YOUR TASK:
Extract the lines that hold the string "produkto".

ENTRIES PROVIDED:
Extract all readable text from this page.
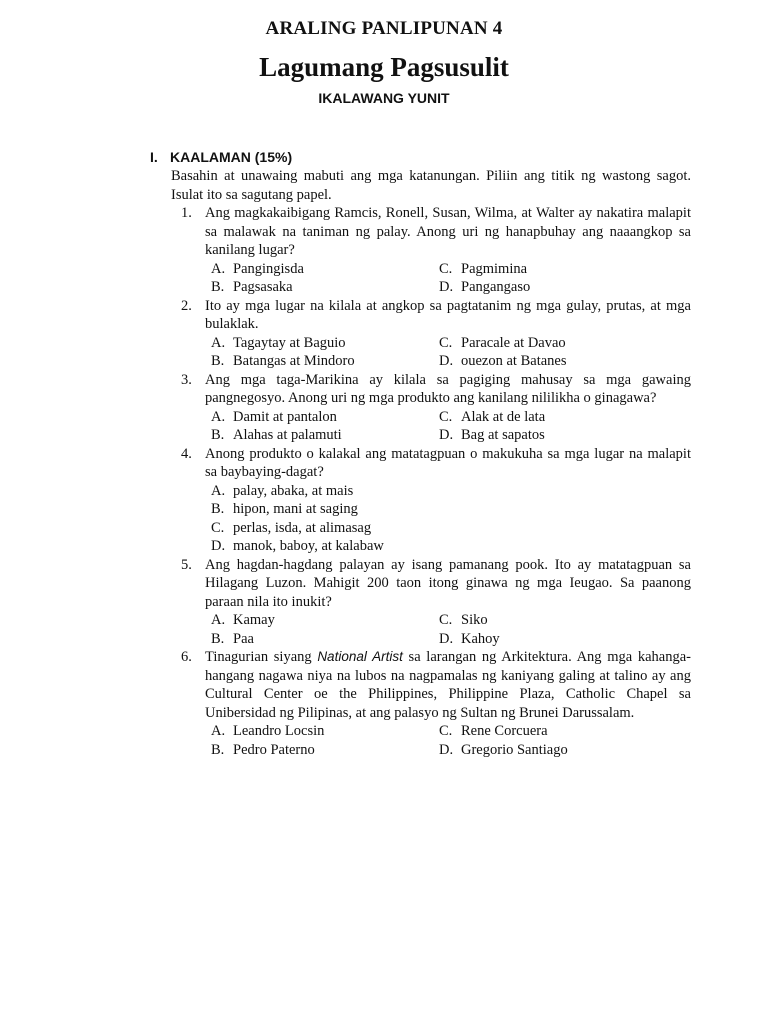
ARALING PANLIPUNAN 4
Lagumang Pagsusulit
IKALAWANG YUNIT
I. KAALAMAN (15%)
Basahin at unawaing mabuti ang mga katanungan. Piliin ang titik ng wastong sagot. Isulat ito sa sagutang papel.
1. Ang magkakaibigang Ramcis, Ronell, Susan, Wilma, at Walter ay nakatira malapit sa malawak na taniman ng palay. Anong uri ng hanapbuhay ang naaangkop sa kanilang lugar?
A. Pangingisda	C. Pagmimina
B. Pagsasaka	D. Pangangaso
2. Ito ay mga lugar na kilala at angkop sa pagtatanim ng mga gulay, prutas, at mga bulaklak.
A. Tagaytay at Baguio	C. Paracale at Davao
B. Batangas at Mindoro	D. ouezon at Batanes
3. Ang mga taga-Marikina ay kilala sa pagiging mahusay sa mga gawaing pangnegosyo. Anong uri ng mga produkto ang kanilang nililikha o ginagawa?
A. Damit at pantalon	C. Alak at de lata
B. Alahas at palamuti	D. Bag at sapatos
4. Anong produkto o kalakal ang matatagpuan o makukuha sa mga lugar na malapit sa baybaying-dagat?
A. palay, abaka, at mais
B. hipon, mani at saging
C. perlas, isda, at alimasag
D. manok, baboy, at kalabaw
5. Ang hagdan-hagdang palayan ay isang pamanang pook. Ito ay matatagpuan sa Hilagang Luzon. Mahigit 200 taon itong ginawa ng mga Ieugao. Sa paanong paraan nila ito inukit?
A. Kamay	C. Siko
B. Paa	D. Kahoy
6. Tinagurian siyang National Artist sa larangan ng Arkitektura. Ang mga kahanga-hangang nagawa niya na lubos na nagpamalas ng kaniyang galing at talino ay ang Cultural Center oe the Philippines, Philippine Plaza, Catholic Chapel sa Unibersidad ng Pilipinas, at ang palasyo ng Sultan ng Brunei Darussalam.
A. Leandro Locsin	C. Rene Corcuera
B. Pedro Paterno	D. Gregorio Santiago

ANSWER FOR THE TASK:
3. Ang mga taga-Marikina ay kilala sa pagiging mahusay sa mga gawaing pangnegosyo. Anong uri ng mga produkto ang kanilang nililikha o ginagawa?
4. Anong produkto o kalakal ang matatagpuan o makukuha sa mga lugar na malapit sa baybaying-dagat?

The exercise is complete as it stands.